# Objective
Pull out each line of the data that includes the word "Execution".

Raw records

○ ○ ○ ○ ○

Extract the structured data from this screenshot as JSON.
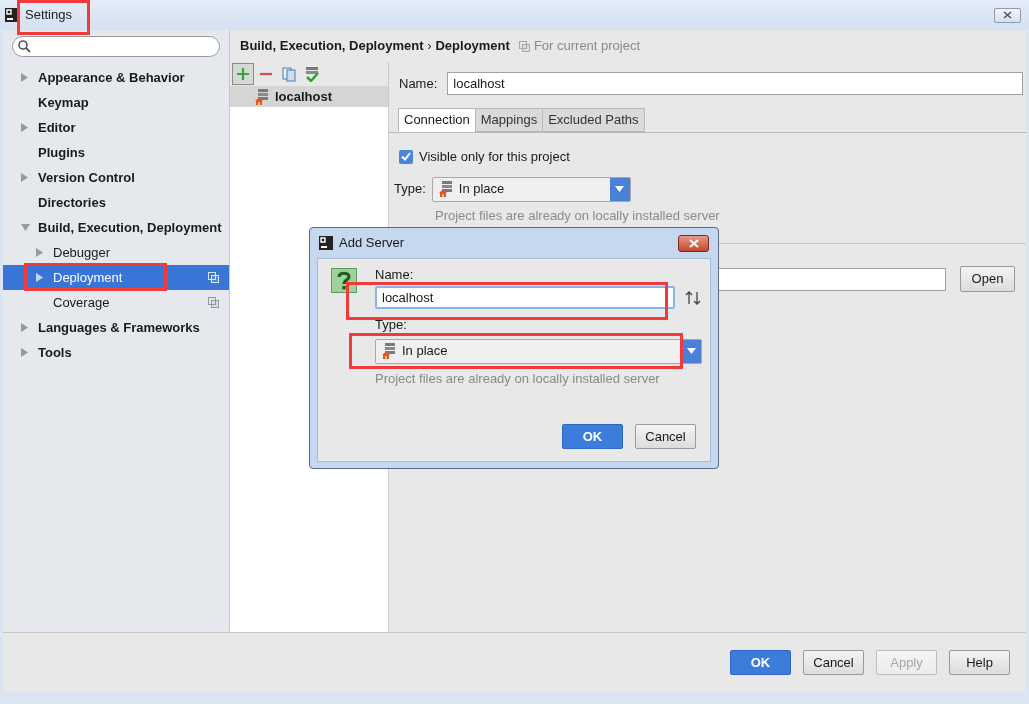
{
  "window": {
    "title": "Settings",
    "highlighted": true
  },
  "sidebar": {
    "items": [
      {
        "label": "Appearance & Behavior",
        "kind": "group",
        "expanded": false,
        "selected": false,
        "highlighted": false,
        "project_scoped": false
      },
      {
        "label": "Keymap",
        "kind": "page",
        "selected": false,
        "highlighted": false,
        "project_scoped": false
      },
      {
        "label": "Editor",
        "kind": "group",
        "expanded": false,
        "selected": false,
        "highlighted": false,
        "project_scoped": false
      },
      {
        "label": "Plugins",
        "kind": "page",
        "selected": false,
        "highlighted": false,
        "project_scoped": false
      },
      {
        "label": "Version Control",
        "kind": "group",
        "expanded": false,
        "selected": false,
        "highlighted": false,
        "project_scoped": false
      },
      {
        "label": "Directories",
        "kind": "page",
        "selected": false,
        "highlighted": false,
        "project_scoped": false
      },
      {
        "label": "Build, Execution, Deployment",
        "kind": "group",
        "expanded": true,
        "selected": false,
        "highlighted": false,
        "project_scoped": false,
        "children": [
          {
            "label": "Debugger",
            "kind": "group",
            "expanded": false,
            "selected": false,
            "highlighted": false,
            "project_scoped": false
          },
          {
            "label": "Deployment",
            "kind": "group",
            "expanded": false,
            "selected": true,
            "highlighted": true,
            "project_scoped": true
          },
          {
            "label": "Coverage",
            "kind": "page",
            "selected": false,
            "highlighted": false,
            "project_scoped": true
          }
        ]
      },
      {
        "label": "Languages & Frameworks",
        "kind": "group",
        "expanded": false,
        "selected": false,
        "highlighted": false,
        "project_scoped": false
      },
      {
        "label": "Tools",
        "kind": "group",
        "expanded": false,
        "selected": false,
        "highlighted": false,
        "project_scoped": false
      }
    ]
  },
  "breadcrumb": {
    "items": [
      "Build, Execution, Deployment",
      "›",
      "Deployment"
    ],
    "scope_note": "For current project"
  },
  "servers": {
    "toolbar": [
      {
        "kind": "add",
        "pressed": true
      },
      {
        "kind": "remove",
        "pressed": false
      },
      {
        "kind": "copy",
        "pressed": false
      },
      {
        "kind": "default",
        "pressed": false
      }
    ],
    "items": [
      {
        "name": "localhost",
        "selected": true
      }
    ]
  },
  "server_form": {
    "name_label": "Name:",
    "name_value": "localhost",
    "tabs": [
      {
        "label": "Connection",
        "selected": true
      },
      {
        "label": "Mappings",
        "selected": false
      },
      {
        "label": "Excluded Paths",
        "selected": false
      }
    ],
    "visible_only": {
      "label": "Visible only for this project",
      "checked": true
    },
    "type_label": "Type:",
    "type_value": "In place",
    "type_hint": "Project files are already on locally installed server",
    "open_button": "Open"
  },
  "dialog": {
    "title": "Add Server",
    "name_label": "Name:",
    "name_value": "localhost",
    "name_highlighted": true,
    "type_label": "Type:",
    "type_value": "In place",
    "type_highlighted": true,
    "type_hint": "Project files are already on locally installed server",
    "buttons": [
      {
        "label": "OK",
        "kind": "primary"
      },
      {
        "label": "Cancel",
        "kind": "normal"
      }
    ]
  },
  "footer": {
    "buttons": [
      {
        "label": "OK",
        "kind": "primary",
        "disabled": false
      },
      {
        "label": "Cancel",
        "kind": "normal",
        "disabled": false
      },
      {
        "label": "Apply",
        "kind": "normal",
        "disabled": true
      },
      {
        "label": "Help",
        "kind": "normal",
        "disabled": false
      }
    ]
  }
}
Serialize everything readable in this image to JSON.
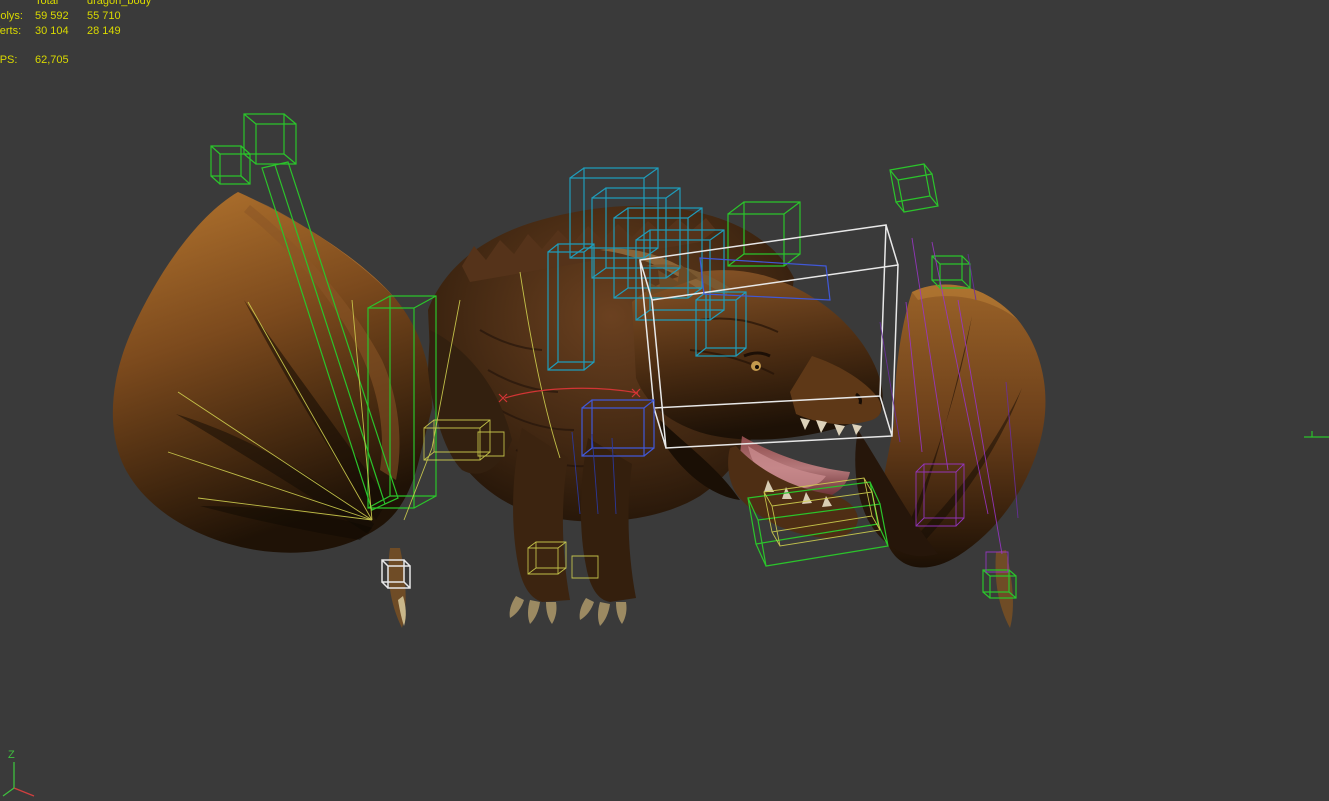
{
  "window": {
    "background_color": "#3a3a3a"
  },
  "stats_overlay": {
    "text_color": "#d9d900",
    "header": {
      "total_label": "Total",
      "selection_label": "dragon_body"
    },
    "rows": [
      {
        "label": "Polys:",
        "total": "59 592",
        "selection": "55 710"
      },
      {
        "label": "Verts:",
        "total": "30 104",
        "selection": "28 149"
      }
    ],
    "fps": {
      "label": "FPS:",
      "value": "62,705"
    }
  },
  "viewport": {
    "scene_object_name": "dragon_body",
    "axis_gizmo": {
      "z_label": "Z"
    },
    "colors": {
      "green": "#2bc42b",
      "teal": "#1f9cba",
      "white": "#e8e8e8",
      "blue": "#4058d8",
      "darkblue": "#2a3aa8",
      "yellow": "#cfcf4f",
      "purple": "#9a35c8",
      "darkpurple": "#6a2ea0",
      "red": "#d23535",
      "axis_green": "#3fbf3f",
      "axis_red": "#cf3f3f"
    }
  }
}
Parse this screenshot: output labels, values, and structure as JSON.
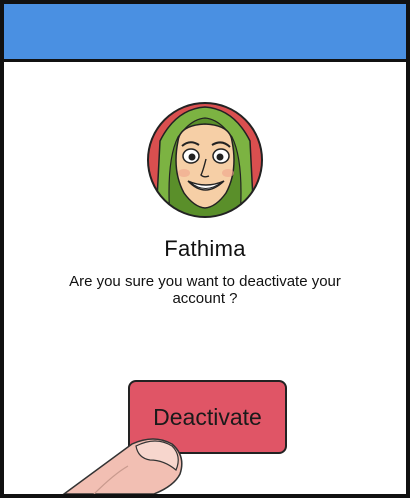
{
  "header": {
    "color": "#4a90e2"
  },
  "profile": {
    "avatar_icon": "user-avatar-woman-hijab",
    "name": "Fathima"
  },
  "dialog": {
    "message": "Are you sure you want to deactivate your account ?"
  },
  "actions": {
    "deactivate_label": "Deactivate",
    "deactivate_color": "#e05566"
  },
  "decor": {
    "hand_icon": "finger-tap-icon"
  }
}
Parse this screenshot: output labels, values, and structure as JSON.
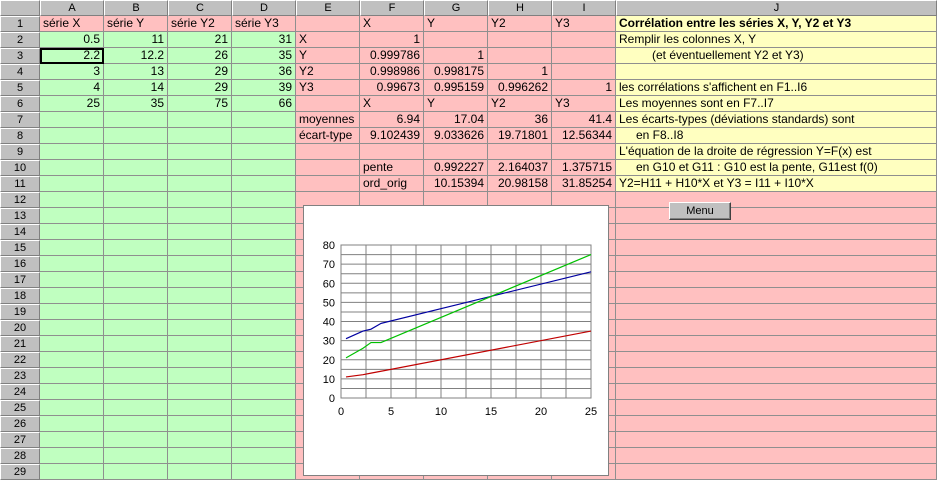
{
  "columns": [
    "A",
    "B",
    "C",
    "D",
    "E",
    "F",
    "G",
    "H",
    "I",
    "J"
  ],
  "rows": [
    "1",
    "2",
    "3",
    "4",
    "5",
    "6",
    "7",
    "8",
    "9",
    "10",
    "11",
    "12",
    "13",
    "14",
    "15",
    "16",
    "17",
    "18",
    "19",
    "20",
    "21",
    "22",
    "23",
    "24",
    "25",
    "26",
    "27",
    "28",
    "29"
  ],
  "cells": {
    "A1": "série X",
    "B1": "série Y",
    "C1": "série Y2",
    "D1": "série Y3",
    "A2": "0.5",
    "B2": "11",
    "C2": "21",
    "D2": "31",
    "A3": "2.2",
    "B3": "12.2",
    "C3": "26",
    "D3": "35",
    "A4": "3",
    "B4": "13",
    "C4": "29",
    "D4": "36",
    "A5": "4",
    "B5": "14",
    "C5": "29",
    "D5": "39",
    "A6": "25",
    "B6": "35",
    "C6": "75",
    "D6": "66",
    "E1": "",
    "F1": "X",
    "G1": "Y",
    "H1": "Y2",
    "I1": "Y3",
    "E2": "X",
    "F2": "1",
    "E3": "Y",
    "F3": "0.999786",
    "G3": "1",
    "E4": "Y2",
    "F4": "0.998986",
    "G4": "0.998175",
    "H4": "1",
    "E5": "Y3",
    "F5": "0.99673",
    "G5": "0.995159",
    "H5": "0.996262",
    "I5": "1",
    "F6": "X",
    "G6": "Y",
    "H6": "Y2",
    "I6": "Y3",
    "E7": "moyennes",
    "F7": "6.94",
    "G7": "17.04",
    "H7": "36",
    "I7": "41.4",
    "E8": "écart-type",
    "F8": "9.102439",
    "G8": "9.033626",
    "H8": "19.71801",
    "I8": "12.56344",
    "F10": "pente",
    "G10": "0.992227",
    "H10": "2.164037",
    "I10": "1.375715",
    "F11": "ord_orig",
    "G11": "10.15394",
    "H11": "20.98158",
    "I11": "31.85254",
    "J1": "Corrélation entre les séries X, Y, Y2 et Y3",
    "J2": "Remplir les colonnes X, Y",
    "J3": "(et éventuellement Y2 et Y3)",
    "J5": "les corrélations s'affichent en F1..I6",
    "J6": "Les moyennes sont en F7..I7",
    "J7": "Les écarts-types (déviations standards) sont",
    "J8": "en F8..I8",
    "J9": "L'équation de la droite de régression Y=F(x) est",
    "J10": "en G10 et G11 : G10 est la pente, G11est f(0)",
    "J11": "Y2=H11 + H10*X et Y3 = I11 + I10*X"
  },
  "menu_button_label": "Menu",
  "colors": {
    "green": "#c0ffc0",
    "pink": "#ffc0c0",
    "yellow": "#ffffc0",
    "series_y": "#0000a0",
    "series_y2": "#00c000",
    "series_y3": "#c00000"
  },
  "chart_data": {
    "type": "line",
    "xlim": [
      0,
      25
    ],
    "ylim": [
      0,
      80
    ],
    "xticks": [
      0,
      5,
      10,
      15,
      20,
      25
    ],
    "yticks": [
      0,
      10,
      20,
      30,
      40,
      50,
      60,
      70,
      80
    ],
    "grid": true,
    "series": [
      {
        "color": "#0000a0",
        "x": [
          0.5,
          2.2,
          3,
          4,
          25
        ],
        "y": [
          31,
          35,
          36,
          39,
          66
        ]
      },
      {
        "color": "#00c000",
        "x": [
          0.5,
          2.2,
          3,
          4,
          25
        ],
        "y": [
          21,
          26,
          29,
          29,
          75
        ]
      },
      {
        "color": "#c00000",
        "x": [
          0.5,
          2.2,
          3,
          4,
          25
        ],
        "y": [
          11,
          12.2,
          13,
          14,
          35
        ]
      }
    ]
  }
}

○ ○ ○ ○ ○

# Task response
        "label": "Build, Execution, Deployment",
      "Build, Execution, Deployment",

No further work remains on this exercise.